PROBLEM STATEMENT:
Copy each line below that contains "Scheduled".

MATERIAL SUPPLIED:

::::

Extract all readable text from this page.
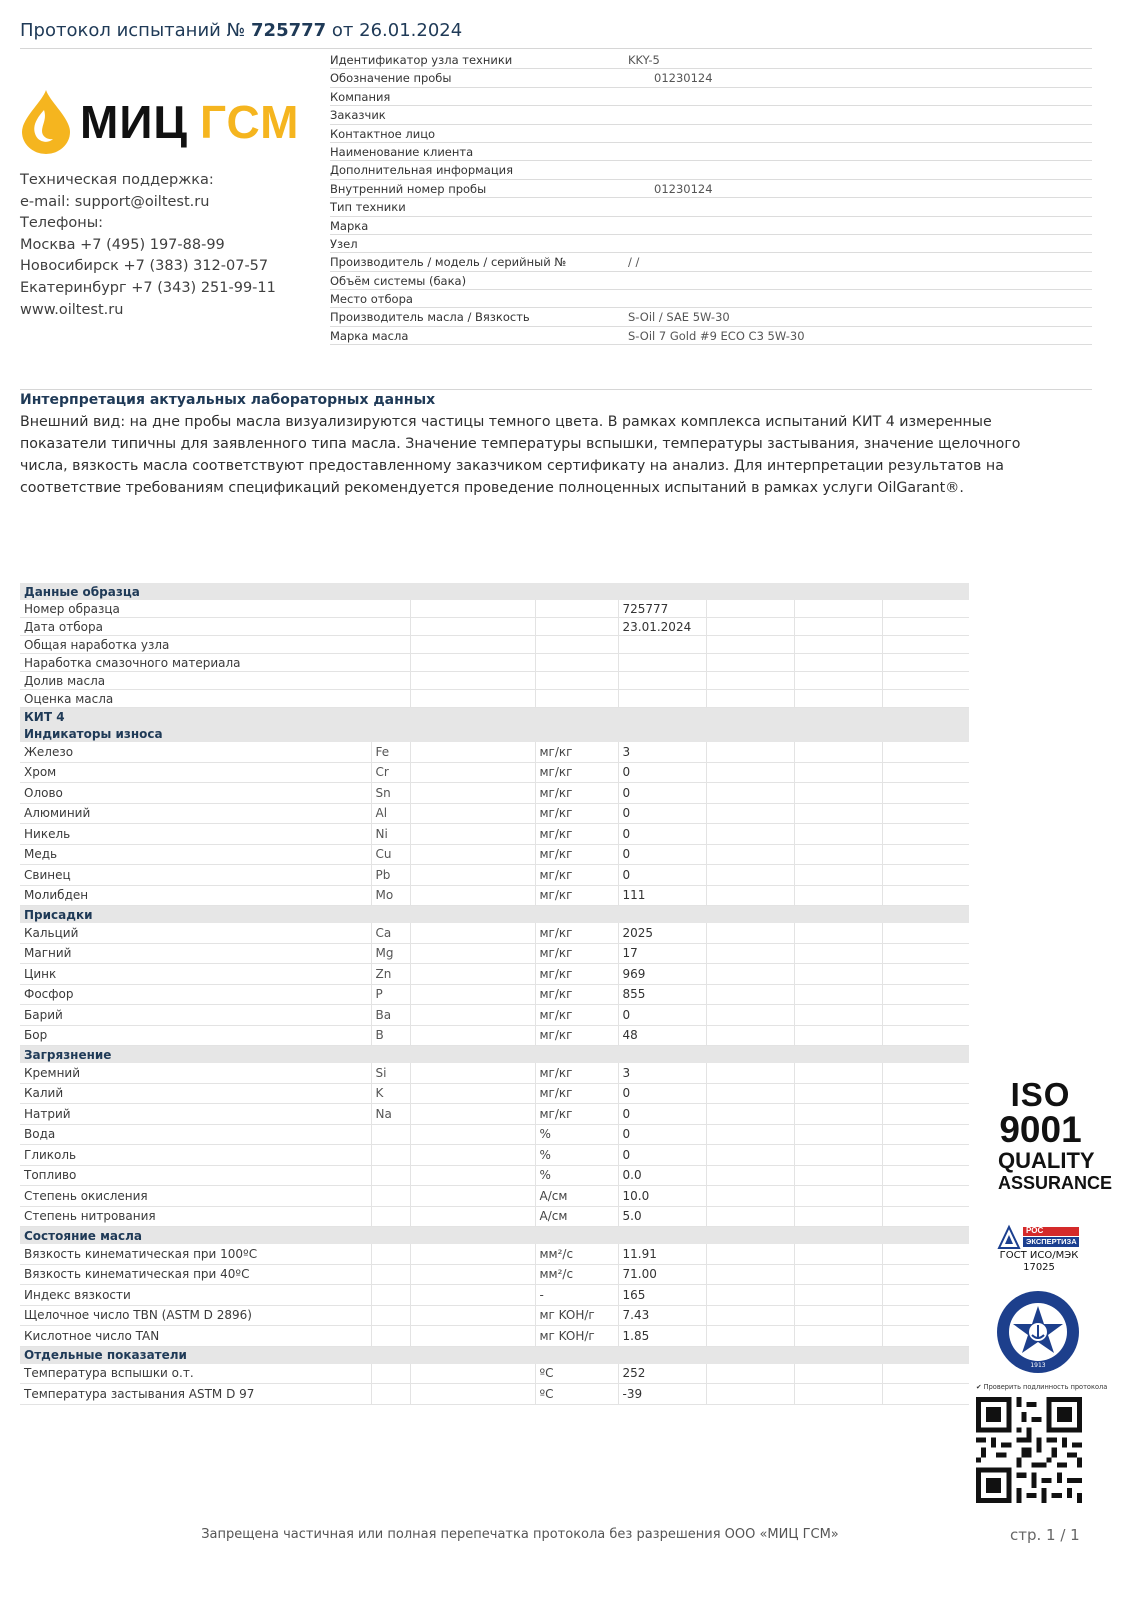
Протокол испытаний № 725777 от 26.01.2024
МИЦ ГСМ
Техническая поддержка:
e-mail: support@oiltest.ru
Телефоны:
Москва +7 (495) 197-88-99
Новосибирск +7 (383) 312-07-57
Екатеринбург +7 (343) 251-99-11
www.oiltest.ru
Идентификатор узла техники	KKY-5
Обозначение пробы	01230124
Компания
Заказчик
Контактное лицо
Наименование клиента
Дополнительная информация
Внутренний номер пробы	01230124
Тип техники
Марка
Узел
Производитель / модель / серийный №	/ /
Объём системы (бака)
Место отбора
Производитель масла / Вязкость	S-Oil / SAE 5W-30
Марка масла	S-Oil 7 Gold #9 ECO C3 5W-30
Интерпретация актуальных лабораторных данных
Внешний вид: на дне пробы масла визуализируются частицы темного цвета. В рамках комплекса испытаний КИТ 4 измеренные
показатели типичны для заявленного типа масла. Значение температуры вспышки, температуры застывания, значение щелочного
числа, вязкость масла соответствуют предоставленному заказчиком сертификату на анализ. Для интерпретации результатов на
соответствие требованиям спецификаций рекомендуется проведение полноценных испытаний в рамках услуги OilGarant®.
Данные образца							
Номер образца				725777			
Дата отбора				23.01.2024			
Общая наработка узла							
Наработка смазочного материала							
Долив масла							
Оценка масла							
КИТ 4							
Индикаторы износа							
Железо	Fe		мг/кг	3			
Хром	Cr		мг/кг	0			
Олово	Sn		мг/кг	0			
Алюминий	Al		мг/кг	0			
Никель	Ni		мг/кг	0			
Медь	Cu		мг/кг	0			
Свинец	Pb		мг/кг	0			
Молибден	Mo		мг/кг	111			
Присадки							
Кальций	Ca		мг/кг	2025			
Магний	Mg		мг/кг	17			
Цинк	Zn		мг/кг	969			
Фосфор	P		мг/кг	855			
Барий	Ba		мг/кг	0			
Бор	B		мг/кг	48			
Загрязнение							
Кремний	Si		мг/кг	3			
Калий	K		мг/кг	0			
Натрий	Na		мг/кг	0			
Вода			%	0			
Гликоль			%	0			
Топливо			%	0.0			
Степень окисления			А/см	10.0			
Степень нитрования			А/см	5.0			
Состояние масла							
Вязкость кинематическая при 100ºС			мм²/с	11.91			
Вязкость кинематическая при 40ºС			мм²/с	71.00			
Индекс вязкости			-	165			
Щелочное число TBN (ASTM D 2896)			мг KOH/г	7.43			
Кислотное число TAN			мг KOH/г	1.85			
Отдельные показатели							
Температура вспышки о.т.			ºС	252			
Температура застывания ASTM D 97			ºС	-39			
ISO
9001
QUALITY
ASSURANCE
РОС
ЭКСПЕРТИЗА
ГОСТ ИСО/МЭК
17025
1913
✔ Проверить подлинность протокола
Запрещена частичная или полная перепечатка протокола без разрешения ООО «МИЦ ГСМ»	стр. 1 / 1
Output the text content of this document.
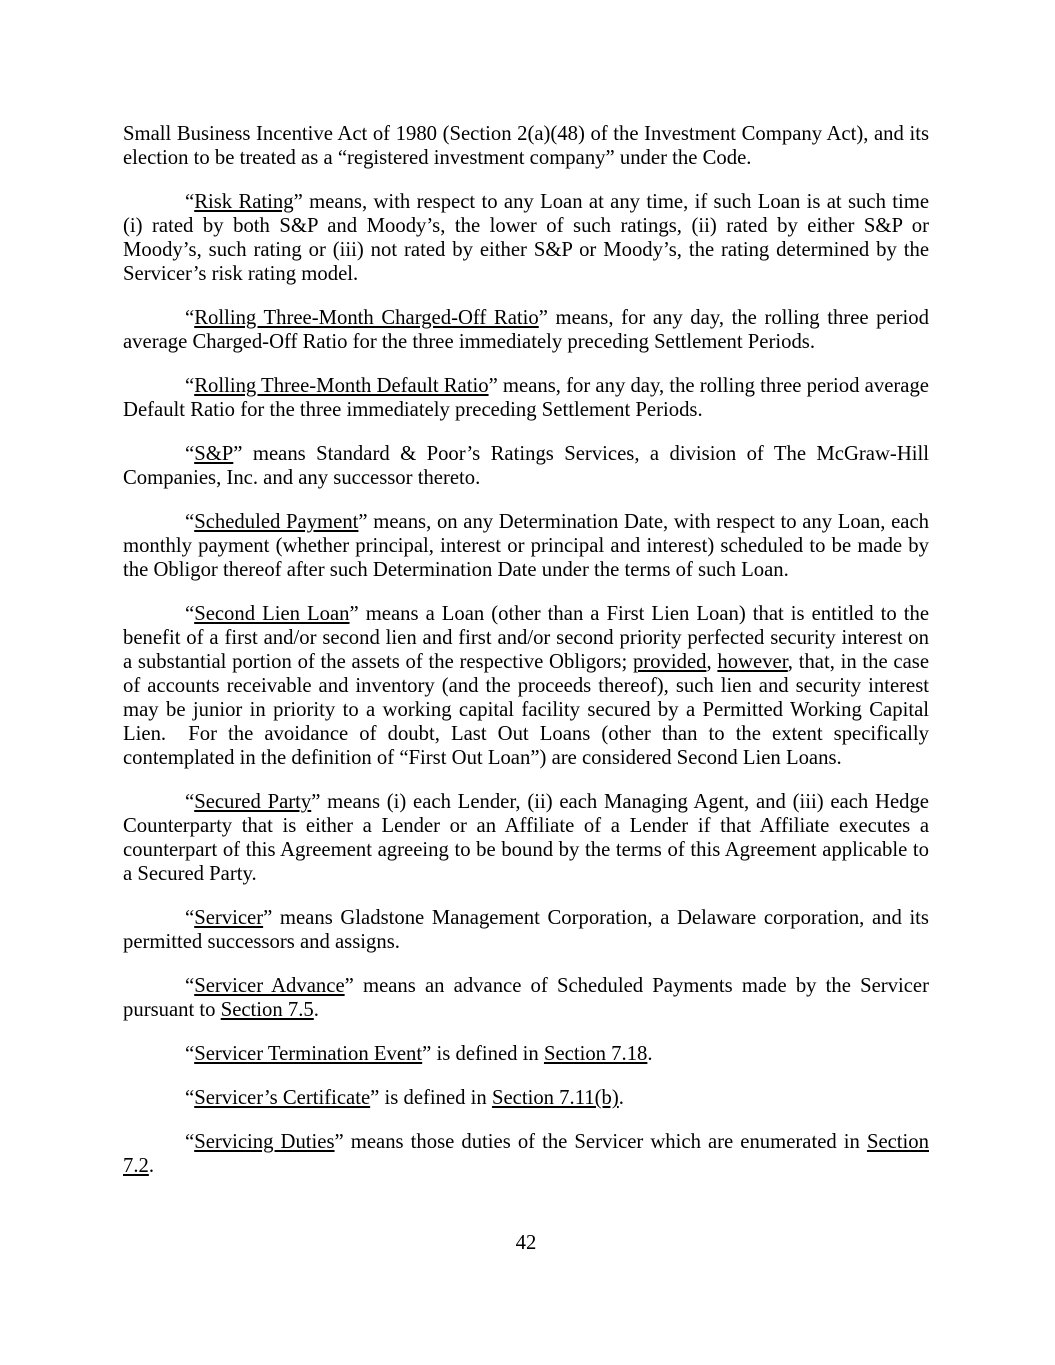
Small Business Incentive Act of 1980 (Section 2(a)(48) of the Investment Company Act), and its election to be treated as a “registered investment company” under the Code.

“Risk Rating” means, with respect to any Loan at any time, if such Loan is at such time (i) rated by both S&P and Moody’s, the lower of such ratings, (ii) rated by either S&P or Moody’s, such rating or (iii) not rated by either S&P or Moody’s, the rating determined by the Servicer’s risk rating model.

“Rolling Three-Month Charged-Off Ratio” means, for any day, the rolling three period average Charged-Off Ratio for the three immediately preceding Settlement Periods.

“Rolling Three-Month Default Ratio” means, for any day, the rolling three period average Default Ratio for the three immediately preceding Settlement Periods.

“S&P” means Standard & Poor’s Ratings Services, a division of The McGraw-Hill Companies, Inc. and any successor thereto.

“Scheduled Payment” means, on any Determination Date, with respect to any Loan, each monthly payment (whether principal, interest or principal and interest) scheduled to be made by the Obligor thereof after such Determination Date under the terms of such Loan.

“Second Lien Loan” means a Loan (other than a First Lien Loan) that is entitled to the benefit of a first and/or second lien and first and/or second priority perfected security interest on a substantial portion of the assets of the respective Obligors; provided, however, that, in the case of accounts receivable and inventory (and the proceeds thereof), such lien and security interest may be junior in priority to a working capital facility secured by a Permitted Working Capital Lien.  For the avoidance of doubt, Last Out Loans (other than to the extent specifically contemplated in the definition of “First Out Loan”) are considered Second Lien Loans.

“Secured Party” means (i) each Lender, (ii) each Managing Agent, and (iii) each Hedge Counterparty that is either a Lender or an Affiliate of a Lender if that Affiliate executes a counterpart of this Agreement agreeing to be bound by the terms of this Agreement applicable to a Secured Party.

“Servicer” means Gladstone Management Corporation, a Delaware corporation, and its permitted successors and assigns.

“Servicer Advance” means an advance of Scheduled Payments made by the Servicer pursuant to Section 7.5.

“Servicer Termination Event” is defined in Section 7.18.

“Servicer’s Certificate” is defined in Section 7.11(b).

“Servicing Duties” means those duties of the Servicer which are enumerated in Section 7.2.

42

::::

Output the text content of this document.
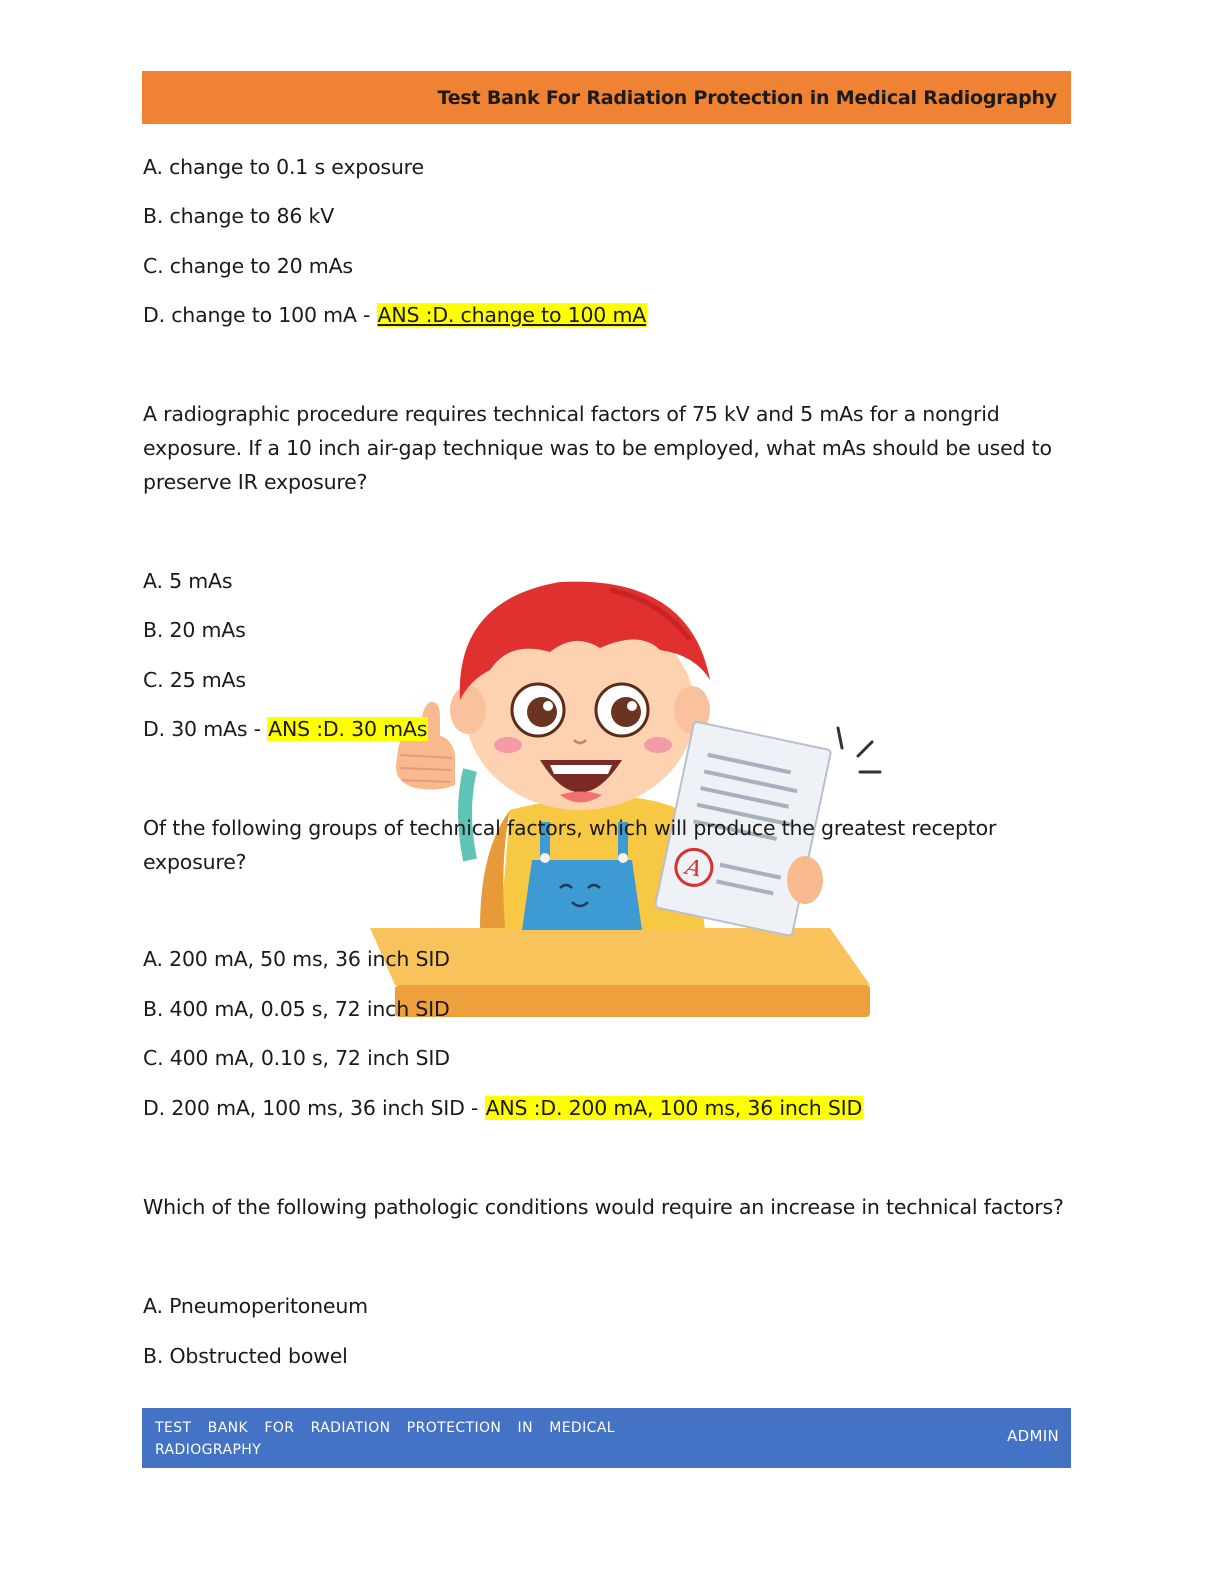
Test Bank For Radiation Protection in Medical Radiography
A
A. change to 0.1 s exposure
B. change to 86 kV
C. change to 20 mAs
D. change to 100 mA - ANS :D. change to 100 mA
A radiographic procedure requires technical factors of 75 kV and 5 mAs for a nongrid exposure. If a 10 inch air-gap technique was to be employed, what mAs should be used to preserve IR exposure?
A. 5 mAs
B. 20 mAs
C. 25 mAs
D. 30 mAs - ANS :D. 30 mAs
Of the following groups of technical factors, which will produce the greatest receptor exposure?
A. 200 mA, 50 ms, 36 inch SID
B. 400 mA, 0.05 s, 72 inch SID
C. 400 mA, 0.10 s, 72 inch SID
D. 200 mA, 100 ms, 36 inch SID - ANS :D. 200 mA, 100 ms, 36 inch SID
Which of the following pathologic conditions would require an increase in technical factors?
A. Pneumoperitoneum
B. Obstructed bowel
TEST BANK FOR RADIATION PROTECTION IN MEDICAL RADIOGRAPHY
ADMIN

::::

PROBLEM SOLUTION:
“Scheduled Payment” means, on any Determination Date, with respect to any Loan, each monthly payment (whether principal, interest or principal and interest) scheduled to be made by the Obligor thereof after such Determination Date under the terms of such Loan.
“Servicer Advance” means an advance of Scheduled Payments made by the Servicer pursuant to Section 7.5.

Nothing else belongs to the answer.